▶ _WHAT IS NEEDED_
Write the data out again exactly, dropping any images it holds.

▶ _TASK INPUT_
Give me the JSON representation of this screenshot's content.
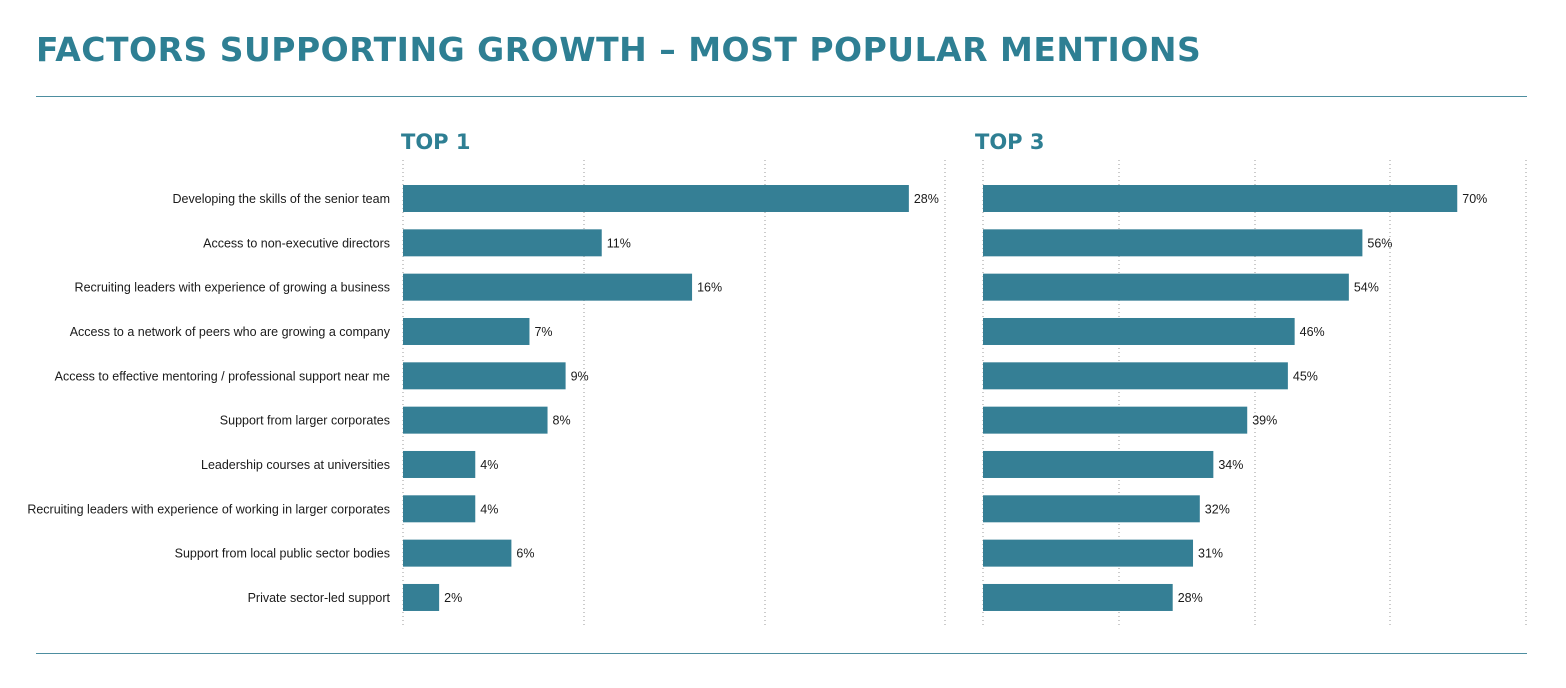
{
  "title": "FACTORS SUPPORTING GROWTH – MOST POPULAR MENTIONS",
  "colors": {
    "bar": "#357f95",
    "title": "#2e7f93",
    "rule": "#4d8ea0"
  },
  "chart_data": [
    {
      "type": "bar",
      "orientation": "horizontal",
      "title": "TOP 1",
      "categories": [
        "Developing the skills of the senior team",
        "Access to non-executive directors",
        "Recruiting leaders with experience of growing a business",
        "Access to a network of peers who are growing a company",
        "Access to effective mentoring / professional support near me",
        "Support from larger corporates",
        "Leadership courses at universities",
        "Recruiting leaders with experience of working in larger corporates",
        "Support from local public sector bodies",
        "Private sector-led support"
      ],
      "values": [
        28,
        11,
        16,
        7,
        9,
        8,
        4,
        4,
        6,
        2
      ],
      "value_labels": [
        "28%",
        "11%",
        "16%",
        "7%",
        "9%",
        "8%",
        "4%",
        "4%",
        "6%",
        "2%"
      ],
      "xlim": [
        0,
        30
      ],
      "grid": true
    },
    {
      "type": "bar",
      "orientation": "horizontal",
      "title": "TOP 3",
      "categories": [
        "Developing the skills of the senior team",
        "Access to non-executive directors",
        "Recruiting leaders with experience of growing a business",
        "Access to a network of peers who are growing a company",
        "Access to effective mentoring / professional support near me",
        "Support from larger corporates",
        "Leadership courses at universities",
        "Recruiting leaders with experience of working in larger corporates",
        "Support from local public sector bodies",
        "Private sector-led support"
      ],
      "values": [
        70,
        56,
        54,
        46,
        45,
        39,
        34,
        32,
        31,
        28
      ],
      "value_labels": [
        "70%",
        "56%",
        "54%",
        "46%",
        "45%",
        "39%",
        "34%",
        "32%",
        "31%",
        "28%"
      ],
      "xlim": [
        0,
        80
      ],
      "grid": true
    }
  ]
}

▶ _ANSWER FOR THIS EXERCISE_
Give me the JSON representation of this screenshot's content.
{
  "title": "FACTORS SUPPORTING GROWTH – MOST POPULAR MENTIONS",
  "colors": {
    "bar": "#357f95",
    "title": "#2e7f93",
    "rule": "#4d8ea0"
  },
  "chart_data": [
    {
      "type": "bar",
      "orientation": "horizontal",
      "title": "TOP 1",
      "categories": [
        "Developing the skills of the senior team",
        "Access to non-executive directors",
        "Recruiting leaders with experience of growing a business",
        "Access to a network of peers who are growing a company",
        "Access to effective mentoring / professional support near me",
        "Support from larger corporates",
        "Leadership courses at universities",
        "Recruiting leaders with experience of working in larger corporates",
        "Support from local public sector bodies",
        "Private sector-led support"
      ],
      "values": [
        28,
        11,
        16,
        7,
        9,
        8,
        4,
        4,
        6,
        2
      ],
      "value_labels": [
        "28%",
        "11%",
        "16%",
        "7%",
        "9%",
        "8%",
        "4%",
        "4%",
        "6%",
        "2%"
      ],
      "xlim": [
        0,
        30
      ],
      "grid": true
    },
    {
      "type": "bar",
      "orientation": "horizontal",
      "title": "TOP 3",
      "categories": [
        "Developing the skills of the senior team",
        "Access to non-executive directors",
        "Recruiting leaders with experience of growing a business",
        "Access to a network of peers who are growing a company",
        "Access to effective mentoring / professional support near me",
        "Support from larger corporates",
        "Leadership courses at universities",
        "Recruiting leaders with experience of working in larger corporates",
        "Support from local public sector bodies",
        "Private sector-led support"
      ],
      "values": [
        70,
        56,
        54,
        46,
        45,
        39,
        34,
        32,
        31,
        28
      ],
      "value_labels": [
        "70%",
        "56%",
        "54%",
        "46%",
        "45%",
        "39%",
        "34%",
        "32%",
        "31%",
        "28%"
      ],
      "xlim": [
        0,
        80
      ],
      "grid": true
    }
  ]
}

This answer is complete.